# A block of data
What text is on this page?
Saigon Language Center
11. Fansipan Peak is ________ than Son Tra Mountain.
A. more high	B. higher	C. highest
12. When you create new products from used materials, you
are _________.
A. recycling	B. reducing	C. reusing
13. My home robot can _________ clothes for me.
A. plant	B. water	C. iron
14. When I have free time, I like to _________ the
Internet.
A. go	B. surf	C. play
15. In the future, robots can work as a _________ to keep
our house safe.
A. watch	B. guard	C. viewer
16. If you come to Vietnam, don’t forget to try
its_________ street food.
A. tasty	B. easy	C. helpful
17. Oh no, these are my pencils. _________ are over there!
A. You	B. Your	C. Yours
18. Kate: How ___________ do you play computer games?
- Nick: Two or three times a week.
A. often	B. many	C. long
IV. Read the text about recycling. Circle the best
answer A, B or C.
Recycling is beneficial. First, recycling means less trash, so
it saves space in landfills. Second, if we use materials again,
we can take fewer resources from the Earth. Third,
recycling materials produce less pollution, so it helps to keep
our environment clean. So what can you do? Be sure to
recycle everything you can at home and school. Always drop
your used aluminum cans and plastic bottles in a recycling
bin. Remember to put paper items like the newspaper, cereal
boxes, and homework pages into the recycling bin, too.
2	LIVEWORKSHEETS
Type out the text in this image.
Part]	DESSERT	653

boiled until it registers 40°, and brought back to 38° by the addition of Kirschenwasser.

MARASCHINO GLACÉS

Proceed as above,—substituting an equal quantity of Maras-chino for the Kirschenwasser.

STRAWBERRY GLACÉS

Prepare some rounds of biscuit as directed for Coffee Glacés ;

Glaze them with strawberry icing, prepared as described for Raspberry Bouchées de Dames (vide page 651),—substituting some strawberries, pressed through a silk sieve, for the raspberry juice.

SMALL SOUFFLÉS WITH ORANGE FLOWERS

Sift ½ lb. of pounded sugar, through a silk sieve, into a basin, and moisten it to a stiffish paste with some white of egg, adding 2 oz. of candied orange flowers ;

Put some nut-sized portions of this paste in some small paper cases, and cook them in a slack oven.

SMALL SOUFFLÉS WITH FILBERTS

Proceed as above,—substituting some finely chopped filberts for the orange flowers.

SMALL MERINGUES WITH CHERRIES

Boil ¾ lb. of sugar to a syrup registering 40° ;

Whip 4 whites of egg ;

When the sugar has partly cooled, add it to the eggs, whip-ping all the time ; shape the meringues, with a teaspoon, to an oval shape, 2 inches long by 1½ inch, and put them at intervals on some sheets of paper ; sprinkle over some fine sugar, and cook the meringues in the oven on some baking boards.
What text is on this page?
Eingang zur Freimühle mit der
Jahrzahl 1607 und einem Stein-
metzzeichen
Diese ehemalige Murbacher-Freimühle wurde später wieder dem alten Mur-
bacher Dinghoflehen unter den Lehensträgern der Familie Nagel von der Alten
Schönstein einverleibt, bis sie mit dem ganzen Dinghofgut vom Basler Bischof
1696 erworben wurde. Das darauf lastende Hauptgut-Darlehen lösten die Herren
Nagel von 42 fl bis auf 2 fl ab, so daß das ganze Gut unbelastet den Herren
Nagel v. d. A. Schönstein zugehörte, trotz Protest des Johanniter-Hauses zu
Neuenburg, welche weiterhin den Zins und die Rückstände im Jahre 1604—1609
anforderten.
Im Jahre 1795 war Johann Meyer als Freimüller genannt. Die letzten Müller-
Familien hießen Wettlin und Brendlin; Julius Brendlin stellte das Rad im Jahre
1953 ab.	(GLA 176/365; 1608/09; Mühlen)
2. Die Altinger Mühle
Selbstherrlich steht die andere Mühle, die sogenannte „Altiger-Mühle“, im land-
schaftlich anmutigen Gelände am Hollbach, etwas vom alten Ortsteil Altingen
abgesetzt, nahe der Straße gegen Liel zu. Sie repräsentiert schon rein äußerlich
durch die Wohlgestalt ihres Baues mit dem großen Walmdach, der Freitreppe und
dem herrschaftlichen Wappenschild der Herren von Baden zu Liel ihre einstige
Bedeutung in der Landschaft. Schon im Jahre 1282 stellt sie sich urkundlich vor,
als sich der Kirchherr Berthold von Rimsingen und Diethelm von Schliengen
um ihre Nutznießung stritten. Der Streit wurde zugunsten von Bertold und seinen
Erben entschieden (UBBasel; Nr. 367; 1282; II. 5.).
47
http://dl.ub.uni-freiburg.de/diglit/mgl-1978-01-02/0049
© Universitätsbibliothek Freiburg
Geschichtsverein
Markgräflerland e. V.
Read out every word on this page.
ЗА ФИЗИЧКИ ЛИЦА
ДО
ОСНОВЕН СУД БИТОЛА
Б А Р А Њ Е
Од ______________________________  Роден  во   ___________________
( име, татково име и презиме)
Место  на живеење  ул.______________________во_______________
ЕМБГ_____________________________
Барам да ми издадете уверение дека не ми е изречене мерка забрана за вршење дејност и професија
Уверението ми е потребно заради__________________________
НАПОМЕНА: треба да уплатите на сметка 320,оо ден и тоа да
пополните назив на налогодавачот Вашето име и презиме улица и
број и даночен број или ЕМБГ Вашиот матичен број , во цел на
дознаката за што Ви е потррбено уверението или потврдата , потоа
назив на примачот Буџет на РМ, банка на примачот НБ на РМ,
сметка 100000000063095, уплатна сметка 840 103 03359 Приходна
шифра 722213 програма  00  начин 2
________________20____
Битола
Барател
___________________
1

# Given exercise
Every line above should be printed again exactly as it stands.

# In response
What text is on this page?
Saigon Language Center
11. Fansipan Peak is ________ than Son Tra Mountain.
A. more high	B. higher	C. highest
12. When you create new products from used materials, you
are _________.
A. recycling	B. reducing	C. reusing
13. My home robot can _________ clothes for me.
A. plant	B. water	C. iron
14. When I have free time, I like to _________ the
Internet.
A. go	B. surf	C. play
15. In the future, robots can work as a _________ to keep
our house safe.
A. watch	B. guard	C. viewer
16. If you come to Vietnam, don’t forget to try
its_________ street food.
A. tasty	B. easy	C. helpful
17. Oh no, these are my pencils. _________ are over there!
A. You	B. Your	C. Yours
18. Kate: How ___________ do you play computer games?
- Nick: Two or three times a week.
A. often	B. many	C. long
IV. Read the text about recycling. Circle the best
answer A, B or C.
Recycling is beneficial. First, recycling means less trash, so
it saves space in landfills. Second, if we use materials again,
we can take fewer resources from the Earth. Third,
recycling materials produce less pollution, so it helps to keep
our environment clean. So what can you do? Be sure to
recycle everything you can at home and school. Always drop
your used aluminum cans and plastic bottles in a recycling
bin. Remember to put paper items like the newspaper, cereal
boxes, and homework pages into the recycling bin, too.
2	LIVEWORKSHEETS
Type out the text in this image.
Part]	DESSERT	653

boiled until it registers 40°, and brought back to 38° by the addition of Kirschenwasser.

MARASCHINO GLACÉS

Proceed as above,—substituting an equal quantity of Maras-chino for the Kirschenwasser.

STRAWBERRY GLACÉS

Prepare some rounds of biscuit as directed for Coffee Glacés ;

Glaze them with strawberry icing, prepared as described for Raspberry Bouchées de Dames (vide page 651),—substituting some strawberries, pressed through a silk sieve, for the raspberry juice.

SMALL SOUFFLÉS WITH ORANGE FLOWERS

Sift ½ lb. of pounded sugar, through a silk sieve, into a basin, and moisten it to a stiffish paste with some white of egg, adding 2 oz. of candied orange flowers ;

Put some nut-sized portions of this paste in some small paper cases, and cook them in a slack oven.

SMALL SOUFFLÉS WITH FILBERTS

Proceed as above,—substituting some finely chopped filberts for the orange flowers.

SMALL MERINGUES WITH CHERRIES

Boil ¾ lb. of sugar to a syrup registering 40° ;

Whip 4 whites of egg ;

When the sugar has partly cooled, add it to the eggs, whip-ping all the time ; shape the meringues, with a teaspoon, to an oval shape, 2 inches long by 1½ inch, and put them at intervals on some sheets of paper ; sprinkle over some fine sugar, and cook the meringues in the oven on some baking boards.
What text is on this page?
Eingang zur Freimühle mit der
Jahrzahl 1607 und einem Stein-
metzzeichen
Diese ehemalige Murbacher-Freimühle wurde später wieder dem alten Mur-
bacher Dinghoflehen unter den Lehensträgern der Familie Nagel von der Alten
Schönstein einverleibt, bis sie mit dem ganzen Dinghofgut vom Basler Bischof
1696 erworben wurde. Das darauf lastende Hauptgut-Darlehen lösten die Herren
Nagel von 42 fl bis auf 2 fl ab, so daß das ganze Gut unbelastet den Herren
Nagel v. d. A. Schönstein zugehörte, trotz Protest des Johanniter-Hauses zu
Neuenburg, welche weiterhin den Zins und die Rückstände im Jahre 1604—1609
anforderten.
Im Jahre 1795 war Johann Meyer als Freimüller genannt. Die letzten Müller-
Familien hießen Wettlin und Brendlin; Julius Brendlin stellte das Rad im Jahre
1953 ab.	(GLA 176/365; 1608/09; Mühlen)
2. Die Altinger Mühle
Selbstherrlich steht die andere Mühle, die sogenannte „Altiger-Mühle“, im land-
schaftlich anmutigen Gelände am Hollbach, etwas vom alten Ortsteil Altingen
abgesetzt, nahe der Straße gegen Liel zu. Sie repräsentiert schon rein äußerlich
durch die Wohlgestalt ihres Baues mit dem großen Walmdach, der Freitreppe und
dem herrschaftlichen Wappenschild der Herren von Baden zu Liel ihre einstige
Bedeutung in der Landschaft. Schon im Jahre 1282 stellt sie sich urkundlich vor,
als sich der Kirchherr Berthold von Rimsingen und Diethelm von Schliengen
um ihre Nutznießung stritten. Der Streit wurde zugunsten von Bertold und seinen
Erben entschieden (UBBasel; Nr. 367; 1282; II. 5.).
47
http://dl.ub.uni-freiburg.de/diglit/mgl-1978-01-02/0049
© Universitätsbibliothek Freiburg
Geschichtsverein
Markgräflerland e. V.
Read out every word on this page.
ЗА ФИЗИЧКИ ЛИЦА
ДО
ОСНОВЕН СУД БИТОЛА
Б А Р А Њ Е
Од ______________________________  Роден  во   ___________________
( име, татково име и презиме)
Место  на живеење  ул.______________________во_______________
ЕМБГ_____________________________
Барам да ми издадете уверение дека не ми е изречене мерка забрана за вршење дејност и професија
Уверението ми е потребно заради__________________________
НАПОМЕНА: треба да уплатите на сметка 320,оо ден и тоа да
пополните назив на налогодавачот Вашето име и презиме улица и
број и даночен број или ЕМБГ Вашиот матичен број , во цел на
дознаката за што Ви е потррбено уверението или потврдата , потоа
назив на примачот Буџет на РМ, банка на примачот НБ на РМ,
сметка 100000000063095, уплатна сметка 840 103 03359 Приходна
шифра 722213 програма  00  начин 2
________________20____
Битола
Барател
___________________
1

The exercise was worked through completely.